Requirements:
Produce an exact copy of all the records.

Excerpted data:
──────
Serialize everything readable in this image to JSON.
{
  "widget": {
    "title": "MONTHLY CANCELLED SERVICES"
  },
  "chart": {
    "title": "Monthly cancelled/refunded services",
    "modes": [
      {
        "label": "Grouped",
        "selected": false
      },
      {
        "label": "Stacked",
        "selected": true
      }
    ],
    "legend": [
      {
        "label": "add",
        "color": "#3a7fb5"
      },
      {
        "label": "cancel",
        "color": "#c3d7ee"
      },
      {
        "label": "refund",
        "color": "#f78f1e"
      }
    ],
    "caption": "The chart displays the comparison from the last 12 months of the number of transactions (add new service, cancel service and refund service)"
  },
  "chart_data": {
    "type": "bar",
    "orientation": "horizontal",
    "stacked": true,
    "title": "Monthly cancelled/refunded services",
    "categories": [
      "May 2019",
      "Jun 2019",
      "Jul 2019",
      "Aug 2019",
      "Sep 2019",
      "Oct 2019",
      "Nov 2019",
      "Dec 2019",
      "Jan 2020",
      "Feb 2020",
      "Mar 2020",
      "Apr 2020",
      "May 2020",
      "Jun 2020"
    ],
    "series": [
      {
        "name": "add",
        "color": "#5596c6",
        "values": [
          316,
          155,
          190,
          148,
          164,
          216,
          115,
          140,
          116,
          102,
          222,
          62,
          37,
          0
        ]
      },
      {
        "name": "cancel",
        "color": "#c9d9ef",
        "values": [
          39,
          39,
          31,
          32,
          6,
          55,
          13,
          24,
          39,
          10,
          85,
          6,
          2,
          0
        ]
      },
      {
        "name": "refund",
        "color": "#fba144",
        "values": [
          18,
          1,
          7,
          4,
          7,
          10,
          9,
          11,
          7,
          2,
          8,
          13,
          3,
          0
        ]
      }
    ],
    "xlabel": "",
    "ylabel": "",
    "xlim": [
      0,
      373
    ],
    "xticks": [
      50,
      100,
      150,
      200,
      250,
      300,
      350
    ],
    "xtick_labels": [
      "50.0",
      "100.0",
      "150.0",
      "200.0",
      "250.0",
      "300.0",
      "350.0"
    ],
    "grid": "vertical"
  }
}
──────
Response:
Serialize everything readable in this image to JSON.
{
  "widget": {
    "title": "MONTHLY CANCELLED SERVICES"
  },
  "chart": {
    "title": "Monthly cancelled/refunded services",
    "modes": [
      {
        "label": "Grouped",
        "selected": false
      },
      {
        "label": "Stacked",
        "selected": true
      }
    ],
    "legend": [
      {
        "label": "add",
        "color": "#3a7fb5"
      },
      {
        "label": "cancel",
        "color": "#c3d7ee"
      },
      {
        "label": "refund",
        "color": "#f78f1e"
      }
    ],
    "caption": "The chart displays the comparison from the last 12 months of the number of transactions (add new service, cancel service and refund service)"
  },
  "chart_data": {
    "type": "bar",
    "orientation": "horizontal",
    "stacked": true,
    "title": "Monthly cancelled/refunded services",
    "categories": [
      "May 2019",
      "Jun 2019",
      "Jul 2019",
      "Aug 2019",
      "Sep 2019",
      "Oct 2019",
      "Nov 2019",
      "Dec 2019",
      "Jan 2020",
      "Feb 2020",
      "Mar 2020",
      "Apr 2020",
      "May 2020",
      "Jun 2020"
    ],
    "series": [
      {
        "name": "add",
        "color": "#5596c6",
        "values": [
          316,
          155,
          190,
          148,
          164,
          216,
          115,
          140,
          116,
          102,
          222,
          62,
          37,
          0
        ]
      },
      {
        "name": "cancel",
        "color": "#c9d9ef",
        "values": [
          39,
          39,
          31,
          32,
          6,
          55,
          13,
          24,
          39,
          10,
          85,
          6,
          2,
          0
        ]
      },
      {
        "name": "refund",
        "color": "#fba144",
        "values": [
          18,
          1,
          7,
          4,
          7,
          10,
          9,
          11,
          7,
          2,
          8,
          13,
          3,
          0
        ]
      }
    ],
    "xlabel": "",
    "ylabel": "",
    "xlim": [
      0,
      373
    ],
    "xticks": [
      50,
      100,
      150,
      200,
      250,
      300,
      350
    ],
    "xtick_labels": [
      "50.0",
      "100.0",
      "150.0",
      "200.0",
      "250.0",
      "300.0",
      "350.0"
    ],
    "grid": "vertical"
  }
}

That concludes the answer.